### TASK DATA
'''

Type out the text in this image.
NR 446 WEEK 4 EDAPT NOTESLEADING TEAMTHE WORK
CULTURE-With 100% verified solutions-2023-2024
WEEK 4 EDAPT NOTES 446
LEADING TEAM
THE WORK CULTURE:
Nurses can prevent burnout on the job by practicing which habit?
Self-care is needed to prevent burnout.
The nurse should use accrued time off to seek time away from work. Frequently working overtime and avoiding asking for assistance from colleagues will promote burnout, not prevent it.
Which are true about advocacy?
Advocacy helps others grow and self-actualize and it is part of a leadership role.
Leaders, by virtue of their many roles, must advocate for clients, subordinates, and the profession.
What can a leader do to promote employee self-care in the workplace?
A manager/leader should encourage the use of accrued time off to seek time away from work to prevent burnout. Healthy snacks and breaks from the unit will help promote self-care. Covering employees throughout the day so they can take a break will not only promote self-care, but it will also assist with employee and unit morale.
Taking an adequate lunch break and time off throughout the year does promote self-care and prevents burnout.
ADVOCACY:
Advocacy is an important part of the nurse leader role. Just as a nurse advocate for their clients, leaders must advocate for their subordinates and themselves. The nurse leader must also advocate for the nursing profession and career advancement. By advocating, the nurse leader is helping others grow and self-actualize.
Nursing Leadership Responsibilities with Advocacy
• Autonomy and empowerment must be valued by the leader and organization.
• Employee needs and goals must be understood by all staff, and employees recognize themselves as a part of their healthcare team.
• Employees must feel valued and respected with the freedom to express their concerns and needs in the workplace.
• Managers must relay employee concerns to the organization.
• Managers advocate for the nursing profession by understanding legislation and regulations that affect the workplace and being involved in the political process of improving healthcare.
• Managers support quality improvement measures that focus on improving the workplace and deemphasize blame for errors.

'''
'''

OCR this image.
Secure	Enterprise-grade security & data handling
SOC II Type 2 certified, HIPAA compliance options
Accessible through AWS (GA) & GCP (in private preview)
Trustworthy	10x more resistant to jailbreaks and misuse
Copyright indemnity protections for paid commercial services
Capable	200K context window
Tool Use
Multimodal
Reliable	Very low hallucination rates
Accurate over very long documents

'''
'''

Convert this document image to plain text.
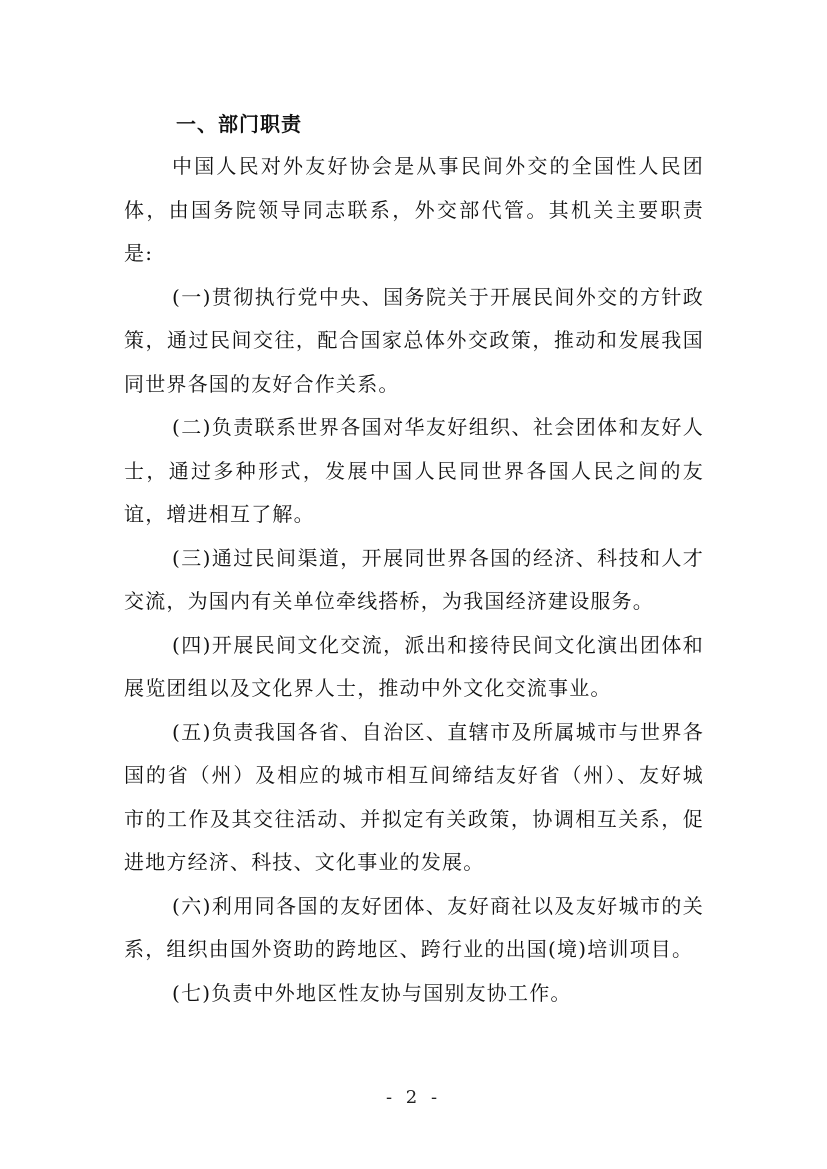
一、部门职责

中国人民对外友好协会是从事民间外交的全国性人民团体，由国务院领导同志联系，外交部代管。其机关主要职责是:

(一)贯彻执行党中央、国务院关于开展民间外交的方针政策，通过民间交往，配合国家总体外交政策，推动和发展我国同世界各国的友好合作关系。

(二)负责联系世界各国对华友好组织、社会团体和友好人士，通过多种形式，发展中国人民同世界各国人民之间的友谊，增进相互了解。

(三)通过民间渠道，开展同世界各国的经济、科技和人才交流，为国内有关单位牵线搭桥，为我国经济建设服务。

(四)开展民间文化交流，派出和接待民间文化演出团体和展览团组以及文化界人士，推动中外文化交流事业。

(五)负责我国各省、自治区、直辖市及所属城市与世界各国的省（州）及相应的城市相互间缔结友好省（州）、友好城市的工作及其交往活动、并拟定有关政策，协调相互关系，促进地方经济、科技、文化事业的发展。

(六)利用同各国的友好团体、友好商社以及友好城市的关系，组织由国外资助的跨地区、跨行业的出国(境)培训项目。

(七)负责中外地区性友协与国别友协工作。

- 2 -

'''

### REQUIRED WORK
Filter the records down to the lines that contain the string "profession", and copy those lines.

### FINISHED EXERCISE
Leaders, by virtue of their many roles, must advocate for clients, subordinates, and the profession.
Advocacy is an important part of the nurse leader role. Just as a nurse advocate for their clients, leaders must advocate for their subordinates and themselves. The nurse leader must also advocate for the nursing profession and career advancement. By advocating, the nurse leader is helping others grow and self-actualize.
• Managers advocate for the nursing profession by understanding legislation and regulations that affect the workplace and being involved in the political process of improving healthcare.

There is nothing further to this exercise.